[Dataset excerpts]
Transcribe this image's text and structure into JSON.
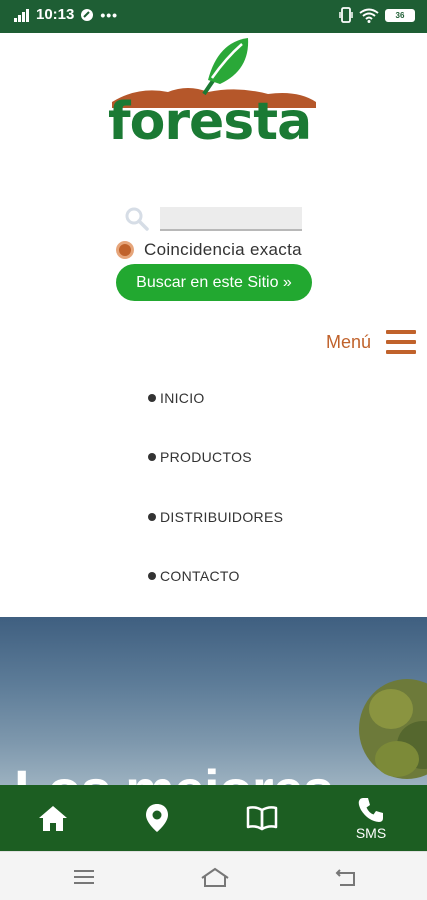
{
  "status_bar": {
    "time": "10:13",
    "battery": "36"
  },
  "logo": {
    "text": "foresta"
  },
  "search": {
    "input_value": "",
    "exact_match_label": "Coincidencia exacta",
    "button_label": "Buscar en este Sitio »"
  },
  "menu": {
    "label": "Menú",
    "items": [
      {
        "label": "INICIO"
      },
      {
        "label": "PRODUCTOS"
      },
      {
        "label": "DISTRIBUIDORES"
      },
      {
        "label": "CONTACTO"
      }
    ]
  },
  "hero": {
    "title": "Los mejores"
  },
  "bottom_nav": {
    "items": [
      {
        "icon": "home-icon"
      },
      {
        "icon": "location-pin-icon"
      },
      {
        "icon": "book-icon"
      },
      {
        "icon": "phone-icon",
        "label": "SMS"
      }
    ]
  },
  "colors": {
    "status_bar": "#1e5e34",
    "brand_green": "#1b7a34",
    "button_green": "#22a830",
    "accent_orange": "#c0622b",
    "bottom_nav": "#1c5e22"
  }
}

# What is being asked
Repeat the listing verbatim. Skip the pictures.

# Written response
Transcribe this image's text and structure into JSON.
{
  "status_bar": {
    "time": "10:13",
    "battery": "36"
  },
  "logo": {
    "text": "foresta"
  },
  "search": {
    "input_value": "",
    "exact_match_label": "Coincidencia exacta",
    "button_label": "Buscar en este Sitio »"
  },
  "menu": {
    "label": "Menú",
    "items": [
      {
        "label": "INICIO"
      },
      {
        "label": "PRODUCTOS"
      },
      {
        "label": "DISTRIBUIDORES"
      },
      {
        "label": "CONTACTO"
      }
    ]
  },
  "hero": {
    "title": "Los mejores"
  },
  "bottom_nav": {
    "items": [
      {
        "icon": "home-icon"
      },
      {
        "icon": "location-pin-icon"
      },
      {
        "icon": "book-icon"
      },
      {
        "icon": "phone-icon",
        "label": "SMS"
      }
    ]
  },
  "colors": {
    "status_bar": "#1e5e34",
    "brand_green": "#1b7a34",
    "button_green": "#22a830",
    "accent_orange": "#c0622b",
    "bottom_nav": "#1c5e22"
  }
}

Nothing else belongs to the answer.